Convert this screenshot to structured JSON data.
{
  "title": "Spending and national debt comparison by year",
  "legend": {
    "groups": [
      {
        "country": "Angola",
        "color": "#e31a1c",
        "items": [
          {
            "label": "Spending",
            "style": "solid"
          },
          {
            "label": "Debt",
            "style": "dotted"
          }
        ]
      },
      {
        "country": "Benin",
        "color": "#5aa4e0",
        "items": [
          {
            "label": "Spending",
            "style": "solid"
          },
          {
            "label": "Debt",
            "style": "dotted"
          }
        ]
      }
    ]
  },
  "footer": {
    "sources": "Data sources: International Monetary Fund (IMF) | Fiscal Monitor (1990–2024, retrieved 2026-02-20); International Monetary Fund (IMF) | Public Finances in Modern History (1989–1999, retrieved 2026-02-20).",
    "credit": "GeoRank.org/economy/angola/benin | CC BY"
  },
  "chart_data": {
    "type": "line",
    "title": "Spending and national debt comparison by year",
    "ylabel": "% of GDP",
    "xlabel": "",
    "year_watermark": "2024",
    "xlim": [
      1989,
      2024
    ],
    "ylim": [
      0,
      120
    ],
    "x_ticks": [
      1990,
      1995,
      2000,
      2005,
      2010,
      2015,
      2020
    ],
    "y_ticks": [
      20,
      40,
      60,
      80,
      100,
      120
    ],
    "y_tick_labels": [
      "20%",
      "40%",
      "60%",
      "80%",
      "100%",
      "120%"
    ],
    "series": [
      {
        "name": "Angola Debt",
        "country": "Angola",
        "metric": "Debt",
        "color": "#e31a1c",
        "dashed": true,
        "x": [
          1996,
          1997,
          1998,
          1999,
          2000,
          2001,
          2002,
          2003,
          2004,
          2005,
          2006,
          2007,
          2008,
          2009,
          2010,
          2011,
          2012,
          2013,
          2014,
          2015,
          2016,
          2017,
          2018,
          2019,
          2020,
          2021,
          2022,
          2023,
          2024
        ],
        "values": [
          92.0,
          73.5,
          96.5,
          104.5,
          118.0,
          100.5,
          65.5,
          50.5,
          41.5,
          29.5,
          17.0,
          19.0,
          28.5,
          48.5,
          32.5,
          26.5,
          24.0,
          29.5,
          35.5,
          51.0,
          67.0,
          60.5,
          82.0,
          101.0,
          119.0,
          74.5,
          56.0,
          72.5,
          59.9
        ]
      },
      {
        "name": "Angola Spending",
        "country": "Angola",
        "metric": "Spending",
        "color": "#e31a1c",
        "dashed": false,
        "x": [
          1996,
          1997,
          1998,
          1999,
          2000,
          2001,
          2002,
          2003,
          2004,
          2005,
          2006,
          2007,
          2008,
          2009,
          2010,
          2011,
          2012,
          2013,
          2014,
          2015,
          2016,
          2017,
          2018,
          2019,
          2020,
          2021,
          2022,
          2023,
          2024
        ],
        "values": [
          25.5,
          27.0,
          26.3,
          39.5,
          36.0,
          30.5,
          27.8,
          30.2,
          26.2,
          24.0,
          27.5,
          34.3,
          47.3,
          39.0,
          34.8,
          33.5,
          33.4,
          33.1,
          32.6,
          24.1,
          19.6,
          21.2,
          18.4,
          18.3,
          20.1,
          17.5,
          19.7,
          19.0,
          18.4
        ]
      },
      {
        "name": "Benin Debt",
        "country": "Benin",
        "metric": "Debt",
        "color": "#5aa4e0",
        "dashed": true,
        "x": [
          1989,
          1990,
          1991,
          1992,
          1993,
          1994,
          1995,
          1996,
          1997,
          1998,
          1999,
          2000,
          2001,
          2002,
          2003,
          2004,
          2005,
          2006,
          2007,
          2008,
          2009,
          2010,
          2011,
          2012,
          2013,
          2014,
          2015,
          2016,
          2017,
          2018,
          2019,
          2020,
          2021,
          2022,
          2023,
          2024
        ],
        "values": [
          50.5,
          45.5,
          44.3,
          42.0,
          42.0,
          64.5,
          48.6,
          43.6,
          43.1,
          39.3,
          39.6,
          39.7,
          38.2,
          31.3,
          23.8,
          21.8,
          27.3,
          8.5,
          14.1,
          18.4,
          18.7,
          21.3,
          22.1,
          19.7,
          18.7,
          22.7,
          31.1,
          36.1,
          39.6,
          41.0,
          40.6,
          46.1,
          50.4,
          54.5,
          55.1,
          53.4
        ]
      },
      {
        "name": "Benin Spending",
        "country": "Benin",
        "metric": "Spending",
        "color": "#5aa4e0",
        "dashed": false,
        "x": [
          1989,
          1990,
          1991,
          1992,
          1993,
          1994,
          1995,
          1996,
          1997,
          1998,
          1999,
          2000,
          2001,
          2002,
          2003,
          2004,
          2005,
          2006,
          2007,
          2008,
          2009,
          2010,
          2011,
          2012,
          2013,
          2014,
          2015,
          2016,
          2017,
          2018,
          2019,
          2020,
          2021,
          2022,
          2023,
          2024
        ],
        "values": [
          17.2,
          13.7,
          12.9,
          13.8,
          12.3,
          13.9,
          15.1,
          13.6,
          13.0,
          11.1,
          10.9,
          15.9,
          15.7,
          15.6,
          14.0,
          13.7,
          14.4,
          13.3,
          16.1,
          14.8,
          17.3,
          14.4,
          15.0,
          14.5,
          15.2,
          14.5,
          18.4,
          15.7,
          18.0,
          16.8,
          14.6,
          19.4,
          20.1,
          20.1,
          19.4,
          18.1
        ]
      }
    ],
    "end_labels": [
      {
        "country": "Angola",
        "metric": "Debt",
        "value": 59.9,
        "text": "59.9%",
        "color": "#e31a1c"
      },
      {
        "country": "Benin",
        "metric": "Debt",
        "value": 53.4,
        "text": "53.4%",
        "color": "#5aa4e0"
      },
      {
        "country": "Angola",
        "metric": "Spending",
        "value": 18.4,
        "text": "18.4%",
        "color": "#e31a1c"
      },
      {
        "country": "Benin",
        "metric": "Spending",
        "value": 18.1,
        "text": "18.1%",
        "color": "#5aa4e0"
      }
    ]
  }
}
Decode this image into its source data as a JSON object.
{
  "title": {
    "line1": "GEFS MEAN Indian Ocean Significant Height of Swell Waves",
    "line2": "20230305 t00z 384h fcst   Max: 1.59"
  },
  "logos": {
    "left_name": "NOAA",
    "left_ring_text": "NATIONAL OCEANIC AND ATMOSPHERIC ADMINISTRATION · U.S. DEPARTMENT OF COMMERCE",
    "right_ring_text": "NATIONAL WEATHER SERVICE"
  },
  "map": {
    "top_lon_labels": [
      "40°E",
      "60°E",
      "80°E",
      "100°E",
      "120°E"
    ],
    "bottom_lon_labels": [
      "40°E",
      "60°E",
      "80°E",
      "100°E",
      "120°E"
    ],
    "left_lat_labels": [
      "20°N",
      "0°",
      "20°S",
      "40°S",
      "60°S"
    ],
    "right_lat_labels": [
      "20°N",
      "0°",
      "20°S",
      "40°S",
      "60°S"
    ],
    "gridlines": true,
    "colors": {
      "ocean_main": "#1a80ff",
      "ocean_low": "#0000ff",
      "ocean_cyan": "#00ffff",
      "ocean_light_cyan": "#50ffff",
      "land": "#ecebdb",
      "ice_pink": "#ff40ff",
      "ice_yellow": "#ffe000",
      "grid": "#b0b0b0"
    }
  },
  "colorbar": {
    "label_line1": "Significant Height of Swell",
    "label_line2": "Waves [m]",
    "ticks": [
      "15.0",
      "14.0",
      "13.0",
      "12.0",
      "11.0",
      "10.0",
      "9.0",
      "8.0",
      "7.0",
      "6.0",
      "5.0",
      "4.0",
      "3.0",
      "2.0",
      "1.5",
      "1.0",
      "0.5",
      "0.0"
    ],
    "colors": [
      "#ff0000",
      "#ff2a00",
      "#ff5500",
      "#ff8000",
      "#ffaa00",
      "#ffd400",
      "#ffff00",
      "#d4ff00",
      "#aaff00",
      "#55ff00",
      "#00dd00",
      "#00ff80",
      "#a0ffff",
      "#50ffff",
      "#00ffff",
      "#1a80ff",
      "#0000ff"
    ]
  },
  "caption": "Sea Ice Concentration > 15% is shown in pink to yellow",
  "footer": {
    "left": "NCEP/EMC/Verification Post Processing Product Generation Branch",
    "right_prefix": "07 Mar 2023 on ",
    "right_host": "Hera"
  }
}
- - - - - - -
**Exercise brief**. Copy out every line holding the string "this".

**Solution to the exercise**.
Convert this screenshot to structured JSON data.
Decode this image into its source data as a JSON object.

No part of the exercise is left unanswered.